_Goal of the exercise_:
Return the material word for word. Do not include the pictures.
## start Entries provided
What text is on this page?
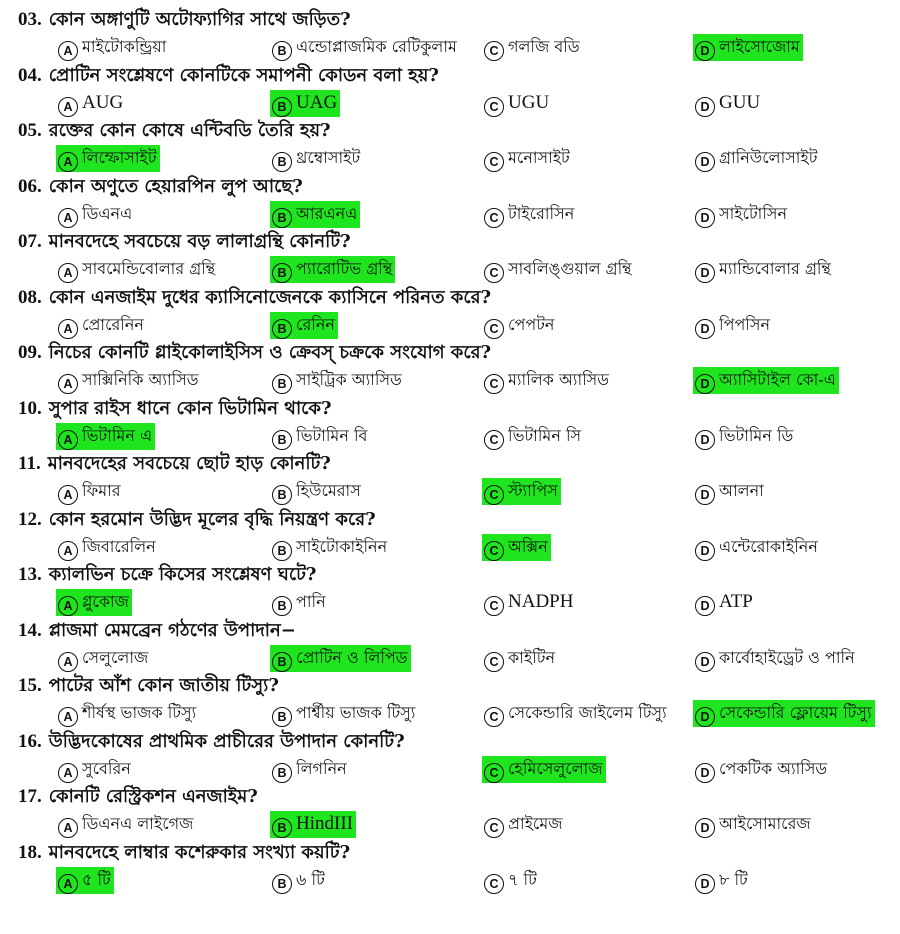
03. কোন অঙ্গাণুটি অটোফ্যাগির সাথে জড়িত?
A মাইটোকন্ড্রিয়া	B এন্ডোপ্লাজমিক রেটিকুলাম	C গলজি বডি	D লাইসোজোম
04. প্রোটিন সংশ্লেষণে কোনটিকে সমাপনী কোডন বলা হয়?
A AUG	B UAG	C UGU	D GUU
05. রক্তের কোন কোষে এন্টিবডি তৈরি হয়?
A লিম্ফোসাইট	B থ্রম্বোসাইট	C মনোসাইট	D গ্রানিউলোসাইট
06. কোন অণুতে হেয়ারপিন লুপ আছে?
A ডিএনএ	B আরএনএ	C টাইরোসিন	D সাইটোসিন
07. মানবদেহে সবচেয়ে বড় লালাগ্রন্থি কোনটি?
A সাবমেন্ডিবোলার গ্রন্থি	B প্যারোটিভ গ্রন্থি	C সাবলিঙ্গুয়াল গ্রন্থি	D ম্যান্ডিবোলার গ্রন্থি
08. কোন এনজাইম দুধের ক্যাসিনোজেনকে ক্যাসিনে পরিনত করে?
A প্রোরেনিন	B রেনিন	C পেপটন	D পিপসিন
09. নিচের কোনটি গ্লাইকোলাইসিস ও ক্রেবস্ চক্রকে সংযোগ করে?
A সাক্সিনিকি অ্যাসিড	B সাইট্রিক অ্যাসিড	C ম্যালিক অ্যাসিড	D অ্যাসিটাইল কো-এ
10. সুপার রাইস ধানে কোন ভিটামিন থাকে?
A ভিটামিন এ	B ভিটামিন বি	C ভিটামিন সি	D ভিটামিন ডি
11. মানবদেহের সবচেয়ে ছোট হাড় কোনটি?
A ফিমার	B হিউমেরাস	C স্ট্যাপিস	D আলনা
12. কোন হরমোন উদ্ভিদ মূলের বৃদ্ধি নিয়ন্ত্রণ করে?
A জিবারেলিন	B সাইটোকাইনিন	C অক্সিন	D এন্টেরোকাইনিন
13. ক্যালভিন চক্রে কিসের সংশ্লেষণ ঘটে?
A গ্লুকোজ	B পানি	C NADPH	D ATP
14. প্লাজমা মেমব্রেন গঠণের উপাদান−
A সেলুলোজ	B প্রোটিন ও লিপিড	C কাইটিন	D কার্বোহাইড্রেট ও পানি
15. পাটের আঁশ কোন জাতীয় টিস্যু?
A শীর্ষস্থ ভাজক টিস্যু	B পার্শ্বীয় ভাজক টিস্যু	C সেকেন্ডারি জাইলেম টিস্যু	D সেকেন্ডারি ফ্লোয়েম টিস্যু
16. উদ্ভিদকোষের প্রাথমিক প্রাচীরের উপাদান কোনটি?
A সুবেরিন	B লিগনিন	C হেমিসেলুলোজ	D পেকটিক অ্যাসিড
17. কোনটি রেস্ট্রিকশন এনজাইম?
A ডিএনএ লাইগেজ	B HindIII	C প্রাইমেজ	D আইসোমারেজ
18. মানবদেহে লাম্বার কশেরুকার সংখ্যা কয়টি?
A ৫ টি	B ৬ টি	C ৭ টি	D ৮ টি
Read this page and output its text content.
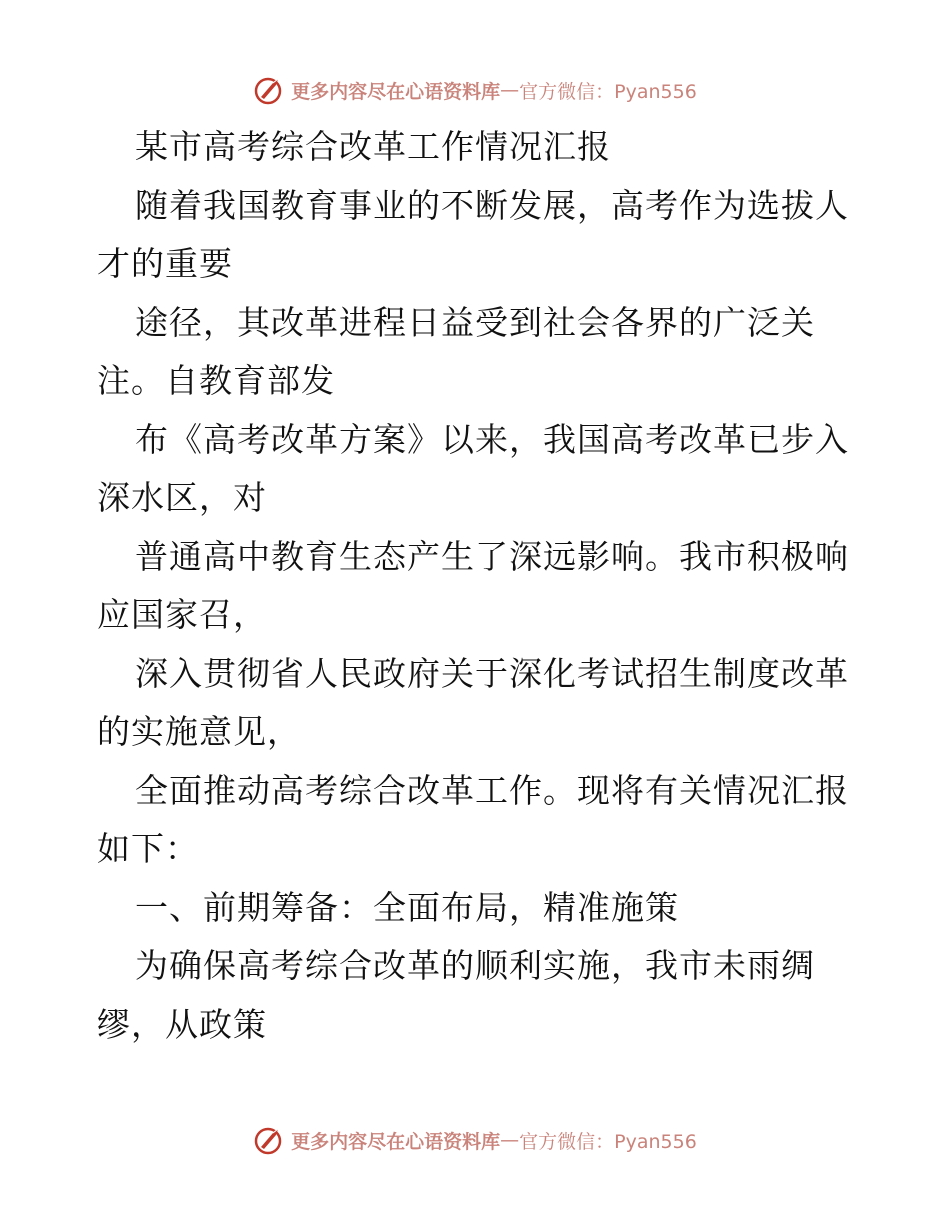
更多内容尽在心语资料库 — 官方微信：Pyan556
某市高考综合改革工作情况汇报
随着我国教育事业的不断发展，高考作为选拔人
才的重要
途径，其改革进程日益受到社会各界的广泛关
注。自教育部发
布《高考改革方案》以来，我国高考改革已步入
深水区，对
普通高中教育生态产生了深远影响。我市积极响
应国家召，
深入贯彻省人民政府关于深化考试招生制度改革
的实施意见，
全面推动高考综合改革工作。现将有关情况汇报
如下：
一、前期筹备：全面布局，精准施策
为确保高考综合改革的顺利实施，我市未雨绸
缪，从政策
更多内容尽在心语资料库 — 官方微信：Pyan556
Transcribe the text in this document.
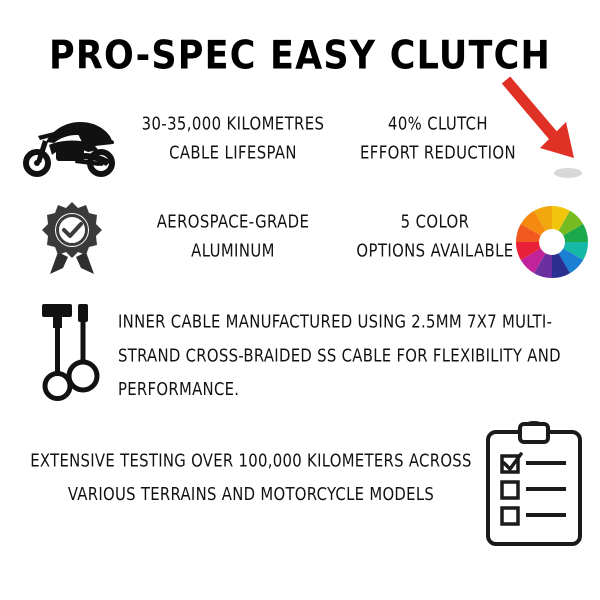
PRO-SPEC EASY CLUTCH
30-35,000 KILOMETRES
CABLE LIFESPAN
40% CLUTCH
EFFORT REDUCTION
AEROSPACE-GRADE
ALUMINUM
5 COLOR
OPTIONS AVAILABLE
INNER CABLE MANUFACTURED USING 2.5MM 7X7 MULTI-
STRAND CROSS-BRAIDED SS CABLE FOR FLEXIBILITY AND
PERFORMANCE.
EXTENSIVE TESTING OVER 100,000 KILOMETERS ACROSS
VARIOUS TERRAINS AND MOTORCYCLE MODELS
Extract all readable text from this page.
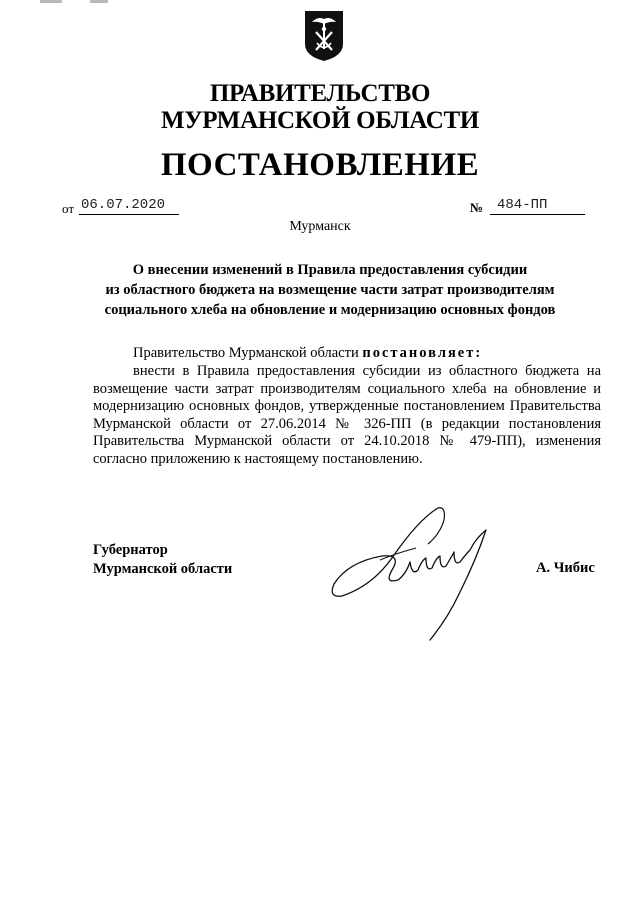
ПРАВИТЕЛЬСТВО
МУРМАНСКОЙ ОБЛАСТИ
ПОСТАНОВЛЕНИЕ
от 06.07.2020	№ 484-ПП
Мурманск
О внесении изменений в Правила предоставления субсидии
из областного бюджета на возмещение части затрат производителям
социального хлеба на обновление и модернизацию основных фондов
Правительство Мурманской области постановляет:
внести в Правила предоставления субсидии из областного бюджета на возмещение части затрат производителям социального хлеба на обновление и модернизацию основных фондов, утвержденные постановлением Правительства Мурманской области от 27.06.2014 № 326-ПП (в редакции постановления Правительства Мурманской области от 24.10.2018 № 479-ПП), изменения согласно приложению к настоящему постановлению.
Губернатор
Мурманской области	А. Чибис
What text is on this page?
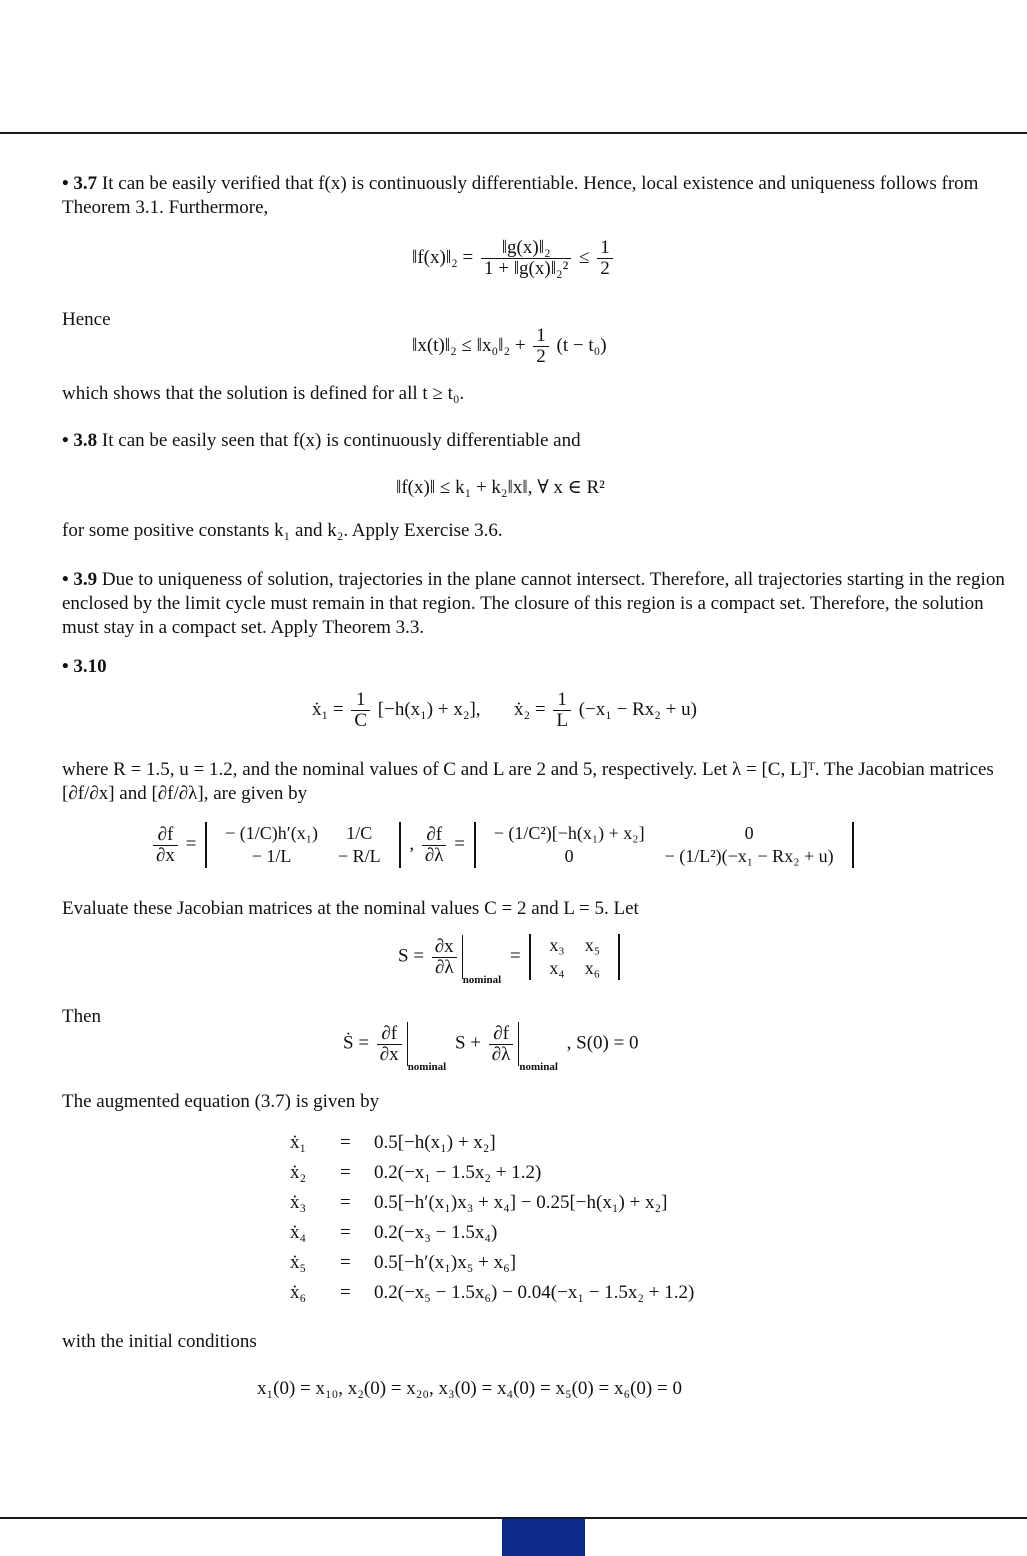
• 3.7 It can be easily verified that f(x) is continuously differentiable. Hence, local existence and uniqueness follows from Theorem 3.1. Furthermore,
‖f(x)‖₂ = $\frac{\text{‖g(x)‖₂}}{\text{1 + ‖g(x)‖₂²}} \le \frac{1}{2}$
Hence
‖x(t)‖₂ ≤ ‖x₀‖₂ + $\frac{1}{2} (t - t_0)$
which shows that the solution is defined for all t ≥ t₀.
• 3.8 It can be easily seen that f(x) is continuously differentiable and
‖f(x)‖ ≤ k₁ + k₂‖x‖, ∀ x ∈ R²
for some positive constants k₁ and k₂. Apply Exercise 3.6.
• 3.9 Due to uniqueness of solution, trajectories in the plane cannot intersect. Therefore, all trajectories starting in the region enclosed by the limit cycle must remain in that region. The closure of this region is a compact set. Therefore, the solution must stay in a compact set. Apply Theorem 3.3.
• 3.10
ẋ₁ = $\frac{1}{C} [-h(x_1) + x_2]$, ẋ₂ = $\frac{1}{L} (-x_1 - Rx_2 + u)$
where R = 1.5, u = 1.2, and the nominal values of C and L are 2 and 5, respectively. Let λ = [C, L]ᵀ. The Jacobian matrices [∂f/∂x] and [∂f/∂λ], are given by
$\frac{\partial f}{\partial x}$ =
− (1/C)h′(x₁)	1/C
− 1/L	− R/L
, $\frac{\partial f}{\partial\lambda}$ =
− (1/C²)[−h(x₁) + x₂]	0
0	− (1/L²)(−x₁ − Rx₂ + u)
Evaluate these Jacobian matrices at the nominal values C = 2 and L = 5. Let
$S = \frac{\partial x}{\partial\lambda}$
$_{nominal}$ =
x₃	x₅
x₄	x₆
Then
Ṡ = $\frac{\partial f}{\partial x}$
$_{nominal}$ $S + \frac{\partial f}{\partial\lambda}$
$_{nominal}$ , S(0) = 0
The augmented equation (3.7) is given by
ẋ₁ = 0.5[−h(x₁) + x₂]
ẋ₂ = 0.2(−x₁ − 1.5x₂ + 1.2)
ẋ₃ = 0.5[−h′(x₁)x₃ + x₄] − 0.25[−h(x₁) + x₂]
ẋ₄ = 0.2(−x₃ − 1.5x₄)
ẋ₅ = 0.5[−h′(x₁)x₅ + x₆]
ẋ₆ = 0.2(−x₅ − 1.5x₆) − 0.04(−x₁ − 1.5x₂ + 1.2)
with the initial conditions
x₁(0) = x₁₀, x₂(0) = x₂₀, x₃(0) = x₄(0) = x₅(0) = x₆(0) = 0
## end Entries provided
_Result of the exercise_:
What text is on this page?
03. কোন অঙ্গাণুটি অটোফ্যাগির সাথে জড়িত?
A মাইটোকন্ড্রিয়া	B এন্ডোপ্লাজমিক রেটিকুলাম	C গলজি বডি	D লাইসোজোম
04. প্রোটিন সংশ্লেষণে কোনটিকে সমাপনী কোডন বলা হয়?
A AUG	B UAG	C UGU	D GUU
05. রক্তের কোন কোষে এন্টিবডি তৈরি হয়?
A লিম্ফোসাইট	B থ্রম্বোসাইট	C মনোসাইট	D গ্রানিউলোসাইট
06. কোন অণুতে হেয়ারপিন লুপ আছে?
A ডিএনএ	B আরএনএ	C টাইরোসিন	D সাইটোসিন
07. মানবদেহে সবচেয়ে বড় লালাগ্রন্থি কোনটি?
A সাবমেন্ডিবোলার গ্রন্থি	B প্যারোটিভ গ্রন্থি	C সাবলিঙ্গুয়াল গ্রন্থি	D ম্যান্ডিবোলার গ্রন্থি
08. কোন এনজাইম দুধের ক্যাসিনোজেনকে ক্যাসিনে পরিনত করে?
A প্রোরেনিন	B রেনিন	C পেপটন	D পিপসিন
09. নিচের কোনটি গ্লাইকোলাইসিস ও ক্রেবস্ চক্রকে সংযোগ করে?
A সাক্সিনিকি অ্যাসিড	B সাইট্রিক অ্যাসিড	C ম্যালিক অ্যাসিড	D অ্যাসিটাইল কো-এ
10. সুপার রাইস ধানে কোন ভিটামিন থাকে?
A ভিটামিন এ	B ভিটামিন বি	C ভিটামিন সি	D ভিটামিন ডি
11. মানবদেহের সবচেয়ে ছোট হাড় কোনটি?
A ফিমার	B হিউমেরাস	C স্ট্যাপিস	D আলনা
12. কোন হরমোন উদ্ভিদ মূলের বৃদ্ধি নিয়ন্ত্রণ করে?
A জিবারেলিন	B সাইটোকাইনিন	C অক্সিন	D এন্টেরোকাইনিন
13. ক্যালভিন চক্রে কিসের সংশ্লেষণ ঘটে?
A গ্লুকোজ	B পানি	C NADPH	D ATP
14. প্লাজমা মেমব্রেন গঠণের উপাদান−
A সেলুলোজ	B প্রোটিন ও লিপিড	C কাইটিন	D কার্বোহাইড্রেট ও পানি
15. পাটের আঁশ কোন জাতীয় টিস্যু?
A শীর্ষস্থ ভাজক টিস্যু	B পার্শ্বীয় ভাজক টিস্যু	C সেকেন্ডারি জাইলেম টিস্যু	D সেকেন্ডারি ফ্লোয়েম টিস্যু
16. উদ্ভিদকোষের প্রাথমিক প্রাচীরের উপাদান কোনটি?
A সুবেরিন	B লিগনিন	C হেমিসেলুলোজ	D পেকটিক অ্যাসিড
17. কোনটি রেস্ট্রিকশন এনজাইম?
A ডিএনএ লাইগেজ	B HindIII	C প্রাইমেজ	D আইসোমারেজ
18. মানবদেহে লাম্বার কশেরুকার সংখ্যা কয়টি?
A ৫ টি	B ৬ টি	C ৭ টি	D ৮ টি
Read this page and output its text content.
更多内容尽在心语资料库 — 官方微信：Pyan556
某市高考综合改革工作情况汇报
随着我国教育事业的不断发展，高考作为选拔人
才的重要
途径，其改革进程日益受到社会各界的广泛关
注。自教育部发
布《高考改革方案》以来，我国高考改革已步入
深水区，对
普通高中教育生态产生了深远影响。我市积极响
应国家召，
深入贯彻省人民政府关于深化考试招生制度改革
的实施意见，
全面推动高考综合改革工作。现将有关情况汇报
如下：
一、前期筹备：全面布局，精准施策
为确保高考综合改革的顺利实施，我市未雨绸
缪，从政策
更多内容尽在心语资料库 — 官方微信：Pyan556
Transcribe the text in this document.
PRO-SPEC EASY CLUTCH
30-35,000 KILOMETRES
CABLE LIFESPAN
40% CLUTCH
EFFORT REDUCTION
AEROSPACE-GRADE
ALUMINUM
5 COLOR
OPTIONS AVAILABLE
INNER CABLE MANUFACTURED USING 2.5MM 7X7 MULTI-
STRAND CROSS-BRAIDED SS CABLE FOR FLEXIBILITY AND
PERFORMANCE.
EXTENSIVE TESTING OVER 100,000 KILOMETERS ACROSS
VARIOUS TERRAINS AND MOTORCYCLE MODELS
Extract all readable text from this page.
ПРАВИТЕЛЬСТВО
МУРМАНСКОЙ ОБЛАСТИ
ПОСТАНОВЛЕНИЕ
от 06.07.2020	№ 484-ПП
Мурманск
О внесении изменений в Правила предоставления субсидии
из областного бюджета на возмещение части затрат производителям
социального хлеба на обновление и модернизацию основных фондов
Правительство Мурманской области постановляет:
внести в Правила предоставления субсидии из областного бюджета на возмещение части затрат производителям социального хлеба на обновление и модернизацию основных фондов, утвержденные постановлением Правительства Мурманской области от 27.06.2014 № 326-ПП (в редакции постановления Правительства Мурманской области от 24.10.2018 № 479-ПП), изменения согласно приложению к настоящему постановлению.
Губернатор
Мурманской области	А. Чибис
What text is on this page?
• 3.7 It can be easily verified that f(x) is continuously differentiable. Hence, local existence and uniqueness follows from Theorem 3.1. Furthermore,
‖f(x)‖₂ = $\frac{\text{‖g(x)‖₂}}{\text{1 + ‖g(x)‖₂²}} \le \frac{1}{2}$
Hence
‖x(t)‖₂ ≤ ‖x₀‖₂ + $\frac{1}{2} (t - t_0)$
which shows that the solution is defined for all t ≥ t₀.
• 3.8 It can be easily seen that f(x) is continuously differentiable and
‖f(x)‖ ≤ k₁ + k₂‖x‖, ∀ x ∈ R²
for some positive constants k₁ and k₂. Apply Exercise 3.6.
• 3.9 Due to uniqueness of solution, trajectories in the plane cannot intersect. Therefore, all trajectories starting in the region enclosed by the limit cycle must remain in that region. The closure of this region is a compact set. Therefore, the solution must stay in a compact set. Apply Theorem 3.3.
• 3.10
ẋ₁ = $\frac{1}{C} [-h(x_1) + x_2]$, ẋ₂ = $\frac{1}{L} (-x_1 - Rx_2 + u)$
where R = 1.5, u = 1.2, and the nominal values of C and L are 2 and 5, respectively. Let λ = [C, L]ᵀ. The Jacobian matrices [∂f/∂x] and [∂f/∂λ], are given by
$\frac{\partial f}{\partial x}$ =
− (1/C)h′(x₁)	1/C
− 1/L	− R/L
, $\frac{\partial f}{\partial\lambda}$ =
− (1/C²)[−h(x₁) + x₂]	0
0	− (1/L²)(−x₁ − Rx₂ + u)
Evaluate these Jacobian matrices at the nominal values C = 2 and L = 5. Let
$S = \frac{\partial x}{\partial\lambda}$
$_{nominal}$ =
x₃	x₅
x₄	x₆
Then
Ṡ = $\frac{\partial f}{\partial x}$
$_{nominal}$ $S + \frac{\partial f}{\partial\lambda}$
$_{nominal}$ , S(0) = 0
The augmented equation (3.7) is given by
ẋ₁ = 0.5[−h(x₁) + x₂]
ẋ₂ = 0.2(−x₁ − 1.5x₂ + 1.2)
ẋ₃ = 0.5[−h′(x₁)x₃ + x₄] − 0.25[−h(x₁) + x₂]
ẋ₄ = 0.2(−x₃ − 1.5x₄)
ẋ₅ = 0.5[−h′(x₁)x₅ + x₆]
ẋ₆ = 0.2(−x₅ − 1.5x₆) − 0.04(−x₁ − 1.5x₂ + 1.2)
with the initial conditions
x₁(0) = x₁₀, x₂(0) = x₂₀, x₃(0) = x₄(0) = x₅(0) = x₆(0) = 0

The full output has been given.